**Saved data entries**
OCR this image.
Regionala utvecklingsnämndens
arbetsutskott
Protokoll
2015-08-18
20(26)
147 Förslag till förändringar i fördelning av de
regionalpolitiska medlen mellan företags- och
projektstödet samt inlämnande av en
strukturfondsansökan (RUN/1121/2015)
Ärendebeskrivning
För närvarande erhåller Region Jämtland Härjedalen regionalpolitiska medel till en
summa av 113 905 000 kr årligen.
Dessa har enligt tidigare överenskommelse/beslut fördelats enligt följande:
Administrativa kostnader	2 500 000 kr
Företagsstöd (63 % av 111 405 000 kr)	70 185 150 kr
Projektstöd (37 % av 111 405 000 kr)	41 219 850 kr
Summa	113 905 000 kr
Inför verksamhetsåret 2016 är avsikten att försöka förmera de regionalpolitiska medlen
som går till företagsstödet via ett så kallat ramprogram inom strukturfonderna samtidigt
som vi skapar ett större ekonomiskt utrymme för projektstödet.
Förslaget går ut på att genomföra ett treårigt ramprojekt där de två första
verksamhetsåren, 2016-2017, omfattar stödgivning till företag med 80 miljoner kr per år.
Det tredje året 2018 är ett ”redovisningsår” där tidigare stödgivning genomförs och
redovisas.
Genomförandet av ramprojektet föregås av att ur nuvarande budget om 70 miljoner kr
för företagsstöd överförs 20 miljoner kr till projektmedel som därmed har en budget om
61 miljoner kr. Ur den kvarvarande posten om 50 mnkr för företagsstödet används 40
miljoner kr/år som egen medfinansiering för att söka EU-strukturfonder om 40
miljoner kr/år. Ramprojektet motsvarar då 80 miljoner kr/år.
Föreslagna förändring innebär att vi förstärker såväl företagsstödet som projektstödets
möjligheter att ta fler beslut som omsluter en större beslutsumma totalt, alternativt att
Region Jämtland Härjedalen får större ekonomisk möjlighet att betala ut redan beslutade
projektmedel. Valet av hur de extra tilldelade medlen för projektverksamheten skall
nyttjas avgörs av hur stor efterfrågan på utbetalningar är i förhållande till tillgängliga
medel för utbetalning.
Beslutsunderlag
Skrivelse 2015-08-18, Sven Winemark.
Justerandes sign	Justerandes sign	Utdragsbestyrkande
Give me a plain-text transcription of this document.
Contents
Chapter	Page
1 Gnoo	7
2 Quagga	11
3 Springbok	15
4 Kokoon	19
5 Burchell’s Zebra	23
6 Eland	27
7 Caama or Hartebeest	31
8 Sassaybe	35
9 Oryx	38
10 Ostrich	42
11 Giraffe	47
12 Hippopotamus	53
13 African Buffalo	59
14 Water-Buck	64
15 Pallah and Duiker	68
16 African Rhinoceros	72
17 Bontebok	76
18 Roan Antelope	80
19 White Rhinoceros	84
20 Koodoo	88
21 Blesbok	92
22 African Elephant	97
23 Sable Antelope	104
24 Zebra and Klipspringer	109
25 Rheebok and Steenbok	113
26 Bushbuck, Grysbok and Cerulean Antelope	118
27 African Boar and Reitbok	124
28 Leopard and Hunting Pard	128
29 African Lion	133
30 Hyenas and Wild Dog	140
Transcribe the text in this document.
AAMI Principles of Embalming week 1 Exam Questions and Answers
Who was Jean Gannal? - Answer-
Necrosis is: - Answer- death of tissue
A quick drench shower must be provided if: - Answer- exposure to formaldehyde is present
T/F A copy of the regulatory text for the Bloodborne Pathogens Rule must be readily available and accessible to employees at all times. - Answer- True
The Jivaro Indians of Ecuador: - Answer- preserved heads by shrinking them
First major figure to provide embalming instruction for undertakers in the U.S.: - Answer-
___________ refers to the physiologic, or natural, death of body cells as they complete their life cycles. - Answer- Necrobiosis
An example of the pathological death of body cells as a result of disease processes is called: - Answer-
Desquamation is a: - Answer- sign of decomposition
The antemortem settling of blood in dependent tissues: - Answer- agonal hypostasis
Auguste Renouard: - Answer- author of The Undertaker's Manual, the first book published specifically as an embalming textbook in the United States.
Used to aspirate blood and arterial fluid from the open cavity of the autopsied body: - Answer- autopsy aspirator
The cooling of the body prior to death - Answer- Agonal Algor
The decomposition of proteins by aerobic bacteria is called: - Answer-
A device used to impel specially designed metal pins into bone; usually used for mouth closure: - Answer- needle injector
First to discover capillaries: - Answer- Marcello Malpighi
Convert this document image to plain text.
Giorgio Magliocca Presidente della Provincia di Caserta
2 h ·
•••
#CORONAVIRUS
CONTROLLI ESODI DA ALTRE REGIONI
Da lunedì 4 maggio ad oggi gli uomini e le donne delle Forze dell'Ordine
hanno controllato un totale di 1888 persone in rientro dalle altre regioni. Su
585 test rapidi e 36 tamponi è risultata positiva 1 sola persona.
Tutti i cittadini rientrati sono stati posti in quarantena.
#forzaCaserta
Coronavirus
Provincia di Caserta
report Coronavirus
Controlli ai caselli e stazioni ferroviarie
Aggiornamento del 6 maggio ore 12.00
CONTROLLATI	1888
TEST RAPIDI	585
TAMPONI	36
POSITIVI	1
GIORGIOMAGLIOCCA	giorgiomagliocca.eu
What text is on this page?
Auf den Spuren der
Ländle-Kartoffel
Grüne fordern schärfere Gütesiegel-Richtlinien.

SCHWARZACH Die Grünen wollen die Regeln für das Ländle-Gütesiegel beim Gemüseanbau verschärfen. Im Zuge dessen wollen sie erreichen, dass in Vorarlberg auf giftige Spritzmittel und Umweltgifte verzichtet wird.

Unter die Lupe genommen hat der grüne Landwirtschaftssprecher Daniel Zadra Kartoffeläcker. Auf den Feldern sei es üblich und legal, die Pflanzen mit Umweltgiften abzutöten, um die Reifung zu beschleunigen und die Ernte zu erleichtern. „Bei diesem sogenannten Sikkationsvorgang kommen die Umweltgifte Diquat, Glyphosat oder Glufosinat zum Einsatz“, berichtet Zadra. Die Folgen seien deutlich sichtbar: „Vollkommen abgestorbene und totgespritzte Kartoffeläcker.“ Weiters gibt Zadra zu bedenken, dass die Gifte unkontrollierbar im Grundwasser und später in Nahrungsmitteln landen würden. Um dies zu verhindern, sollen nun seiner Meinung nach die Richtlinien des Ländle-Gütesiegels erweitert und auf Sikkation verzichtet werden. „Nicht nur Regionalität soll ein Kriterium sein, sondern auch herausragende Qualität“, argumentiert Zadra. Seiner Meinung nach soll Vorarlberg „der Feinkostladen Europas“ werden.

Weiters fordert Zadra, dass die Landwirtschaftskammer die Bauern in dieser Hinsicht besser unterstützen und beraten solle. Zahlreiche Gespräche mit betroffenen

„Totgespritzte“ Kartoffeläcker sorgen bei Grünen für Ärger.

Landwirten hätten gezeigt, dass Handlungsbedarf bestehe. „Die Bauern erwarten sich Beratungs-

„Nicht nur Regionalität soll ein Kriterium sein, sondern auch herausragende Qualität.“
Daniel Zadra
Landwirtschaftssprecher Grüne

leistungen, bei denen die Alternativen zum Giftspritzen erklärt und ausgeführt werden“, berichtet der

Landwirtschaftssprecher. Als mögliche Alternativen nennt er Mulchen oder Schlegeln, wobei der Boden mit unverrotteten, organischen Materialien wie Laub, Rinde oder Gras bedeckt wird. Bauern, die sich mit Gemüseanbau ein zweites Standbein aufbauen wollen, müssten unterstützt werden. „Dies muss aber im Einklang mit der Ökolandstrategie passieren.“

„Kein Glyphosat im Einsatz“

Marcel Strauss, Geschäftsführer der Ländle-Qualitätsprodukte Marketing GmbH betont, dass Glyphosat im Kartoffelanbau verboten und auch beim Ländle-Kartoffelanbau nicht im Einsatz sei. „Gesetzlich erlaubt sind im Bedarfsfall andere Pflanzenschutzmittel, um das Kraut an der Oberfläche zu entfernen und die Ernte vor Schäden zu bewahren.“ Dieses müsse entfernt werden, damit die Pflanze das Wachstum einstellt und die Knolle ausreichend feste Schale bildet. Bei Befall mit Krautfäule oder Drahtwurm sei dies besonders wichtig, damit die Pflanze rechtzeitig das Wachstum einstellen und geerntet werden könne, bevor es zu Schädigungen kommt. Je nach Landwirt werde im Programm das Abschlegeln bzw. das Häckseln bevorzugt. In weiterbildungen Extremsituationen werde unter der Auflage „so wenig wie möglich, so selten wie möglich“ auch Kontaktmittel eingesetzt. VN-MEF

**Instructions for the task**
Copy out each line of the data that has the word "called" in it.

**Task output**
An example of the pathological death of body cells as a result of disease processes is called: - Answer-
The decomposition of proteins by aerobic bacteria is called: - Answer-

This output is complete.